What is needed: Search the data for the word "Parse". Reproduce every line where it is found.

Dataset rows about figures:
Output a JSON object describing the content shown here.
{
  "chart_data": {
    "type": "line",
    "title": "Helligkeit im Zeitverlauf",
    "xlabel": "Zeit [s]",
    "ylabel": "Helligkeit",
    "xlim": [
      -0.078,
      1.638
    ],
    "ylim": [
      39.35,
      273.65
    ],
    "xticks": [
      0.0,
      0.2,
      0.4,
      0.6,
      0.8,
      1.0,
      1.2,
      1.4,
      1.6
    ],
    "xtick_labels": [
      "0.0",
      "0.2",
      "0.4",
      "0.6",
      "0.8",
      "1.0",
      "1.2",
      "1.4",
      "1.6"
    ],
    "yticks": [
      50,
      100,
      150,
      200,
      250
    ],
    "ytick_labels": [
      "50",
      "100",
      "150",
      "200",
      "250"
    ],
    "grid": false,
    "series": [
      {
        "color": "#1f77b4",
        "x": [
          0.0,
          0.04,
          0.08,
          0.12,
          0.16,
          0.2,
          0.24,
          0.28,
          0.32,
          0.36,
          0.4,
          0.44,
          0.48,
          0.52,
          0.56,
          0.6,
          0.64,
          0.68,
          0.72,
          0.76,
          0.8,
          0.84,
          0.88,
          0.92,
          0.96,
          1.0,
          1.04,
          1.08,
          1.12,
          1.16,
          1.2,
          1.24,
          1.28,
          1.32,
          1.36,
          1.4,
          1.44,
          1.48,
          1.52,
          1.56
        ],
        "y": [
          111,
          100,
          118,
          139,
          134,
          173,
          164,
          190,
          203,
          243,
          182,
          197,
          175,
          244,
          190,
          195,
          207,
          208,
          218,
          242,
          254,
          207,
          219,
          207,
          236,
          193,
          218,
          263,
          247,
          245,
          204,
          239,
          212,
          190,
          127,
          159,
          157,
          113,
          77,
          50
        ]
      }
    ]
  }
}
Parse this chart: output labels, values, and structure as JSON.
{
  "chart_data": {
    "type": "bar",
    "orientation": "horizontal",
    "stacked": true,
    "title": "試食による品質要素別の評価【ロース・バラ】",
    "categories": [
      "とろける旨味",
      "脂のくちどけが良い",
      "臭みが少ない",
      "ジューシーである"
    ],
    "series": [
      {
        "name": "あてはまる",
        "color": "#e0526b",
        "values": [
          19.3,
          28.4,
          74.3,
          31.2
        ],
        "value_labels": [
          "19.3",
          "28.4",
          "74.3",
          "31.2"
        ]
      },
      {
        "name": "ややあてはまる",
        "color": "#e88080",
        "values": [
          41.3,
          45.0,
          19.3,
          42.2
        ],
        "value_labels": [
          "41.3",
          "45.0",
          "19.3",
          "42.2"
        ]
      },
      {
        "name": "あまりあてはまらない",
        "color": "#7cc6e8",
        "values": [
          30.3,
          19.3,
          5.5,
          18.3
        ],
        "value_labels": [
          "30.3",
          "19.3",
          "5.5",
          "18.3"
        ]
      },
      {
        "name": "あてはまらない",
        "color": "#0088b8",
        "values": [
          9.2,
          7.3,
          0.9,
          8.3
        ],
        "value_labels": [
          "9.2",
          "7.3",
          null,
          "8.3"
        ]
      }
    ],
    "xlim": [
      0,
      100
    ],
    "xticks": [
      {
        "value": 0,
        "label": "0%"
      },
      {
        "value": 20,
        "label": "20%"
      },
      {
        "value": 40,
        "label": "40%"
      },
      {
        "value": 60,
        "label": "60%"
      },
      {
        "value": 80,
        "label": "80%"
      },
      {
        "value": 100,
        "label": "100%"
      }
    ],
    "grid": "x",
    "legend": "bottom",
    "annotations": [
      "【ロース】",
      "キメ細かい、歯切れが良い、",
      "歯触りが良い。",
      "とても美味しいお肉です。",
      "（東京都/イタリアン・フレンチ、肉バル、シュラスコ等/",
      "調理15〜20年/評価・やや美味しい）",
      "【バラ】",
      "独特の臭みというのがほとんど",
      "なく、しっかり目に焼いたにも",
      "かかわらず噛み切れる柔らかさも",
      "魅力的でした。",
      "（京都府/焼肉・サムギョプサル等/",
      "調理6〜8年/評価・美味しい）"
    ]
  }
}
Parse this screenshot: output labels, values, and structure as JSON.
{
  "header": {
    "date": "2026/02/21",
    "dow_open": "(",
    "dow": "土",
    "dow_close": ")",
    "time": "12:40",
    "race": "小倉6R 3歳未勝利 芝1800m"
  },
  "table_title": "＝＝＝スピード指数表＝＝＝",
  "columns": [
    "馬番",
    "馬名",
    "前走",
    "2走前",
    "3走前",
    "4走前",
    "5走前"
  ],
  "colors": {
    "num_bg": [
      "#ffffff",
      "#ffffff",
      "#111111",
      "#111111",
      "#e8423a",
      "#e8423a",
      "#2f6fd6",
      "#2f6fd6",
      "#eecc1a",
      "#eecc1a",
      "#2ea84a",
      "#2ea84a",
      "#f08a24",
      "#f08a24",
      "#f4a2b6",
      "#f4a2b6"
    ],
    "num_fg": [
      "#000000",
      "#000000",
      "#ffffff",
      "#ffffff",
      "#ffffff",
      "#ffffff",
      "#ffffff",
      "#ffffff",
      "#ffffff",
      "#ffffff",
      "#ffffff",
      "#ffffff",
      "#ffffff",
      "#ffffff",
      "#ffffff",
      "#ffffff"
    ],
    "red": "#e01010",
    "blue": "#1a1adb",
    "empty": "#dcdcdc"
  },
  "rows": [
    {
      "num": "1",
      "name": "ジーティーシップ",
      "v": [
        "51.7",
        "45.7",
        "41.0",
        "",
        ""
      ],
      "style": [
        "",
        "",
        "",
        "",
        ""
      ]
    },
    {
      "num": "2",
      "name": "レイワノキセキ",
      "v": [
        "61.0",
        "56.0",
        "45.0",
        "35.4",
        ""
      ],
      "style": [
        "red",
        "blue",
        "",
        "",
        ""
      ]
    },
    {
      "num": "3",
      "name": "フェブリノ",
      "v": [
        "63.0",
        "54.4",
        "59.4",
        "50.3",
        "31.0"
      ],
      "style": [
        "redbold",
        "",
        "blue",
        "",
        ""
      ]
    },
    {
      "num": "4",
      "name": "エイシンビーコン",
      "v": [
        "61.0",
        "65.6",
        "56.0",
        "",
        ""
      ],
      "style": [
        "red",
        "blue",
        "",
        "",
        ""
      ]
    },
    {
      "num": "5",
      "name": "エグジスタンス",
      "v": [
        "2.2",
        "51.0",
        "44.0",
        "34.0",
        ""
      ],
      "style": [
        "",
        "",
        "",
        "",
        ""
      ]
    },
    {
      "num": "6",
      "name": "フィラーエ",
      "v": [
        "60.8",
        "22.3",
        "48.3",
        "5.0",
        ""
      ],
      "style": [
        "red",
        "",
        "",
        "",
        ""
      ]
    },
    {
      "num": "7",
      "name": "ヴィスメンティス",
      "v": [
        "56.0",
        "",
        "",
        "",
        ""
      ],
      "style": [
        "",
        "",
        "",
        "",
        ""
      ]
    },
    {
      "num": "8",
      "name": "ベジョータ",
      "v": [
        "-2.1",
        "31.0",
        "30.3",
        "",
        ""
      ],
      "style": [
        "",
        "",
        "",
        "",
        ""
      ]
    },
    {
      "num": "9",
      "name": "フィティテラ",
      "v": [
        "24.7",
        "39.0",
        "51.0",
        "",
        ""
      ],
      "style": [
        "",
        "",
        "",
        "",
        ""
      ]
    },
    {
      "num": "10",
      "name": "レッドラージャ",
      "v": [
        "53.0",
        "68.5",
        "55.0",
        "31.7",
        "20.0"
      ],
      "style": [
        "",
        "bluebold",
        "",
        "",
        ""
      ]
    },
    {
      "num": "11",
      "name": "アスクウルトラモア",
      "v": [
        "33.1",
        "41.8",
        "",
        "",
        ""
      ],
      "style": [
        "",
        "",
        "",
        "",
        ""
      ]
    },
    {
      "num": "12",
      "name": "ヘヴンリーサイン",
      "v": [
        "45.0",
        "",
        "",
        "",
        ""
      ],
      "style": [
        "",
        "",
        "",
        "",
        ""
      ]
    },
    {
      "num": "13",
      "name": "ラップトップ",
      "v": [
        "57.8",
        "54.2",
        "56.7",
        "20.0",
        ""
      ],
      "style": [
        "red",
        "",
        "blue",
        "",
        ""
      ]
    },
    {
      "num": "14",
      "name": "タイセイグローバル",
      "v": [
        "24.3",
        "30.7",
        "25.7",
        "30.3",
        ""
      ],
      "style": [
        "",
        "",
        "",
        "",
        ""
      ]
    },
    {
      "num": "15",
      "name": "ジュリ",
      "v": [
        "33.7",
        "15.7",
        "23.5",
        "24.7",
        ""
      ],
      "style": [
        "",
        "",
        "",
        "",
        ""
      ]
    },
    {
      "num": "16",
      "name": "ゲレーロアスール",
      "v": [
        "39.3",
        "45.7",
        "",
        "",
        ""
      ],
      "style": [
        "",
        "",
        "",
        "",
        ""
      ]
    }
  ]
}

Response to the exercise:
Parse this chart: output labels, values, and structure as JSON.
Parse this screenshot: output labels, values, and structure as JSON.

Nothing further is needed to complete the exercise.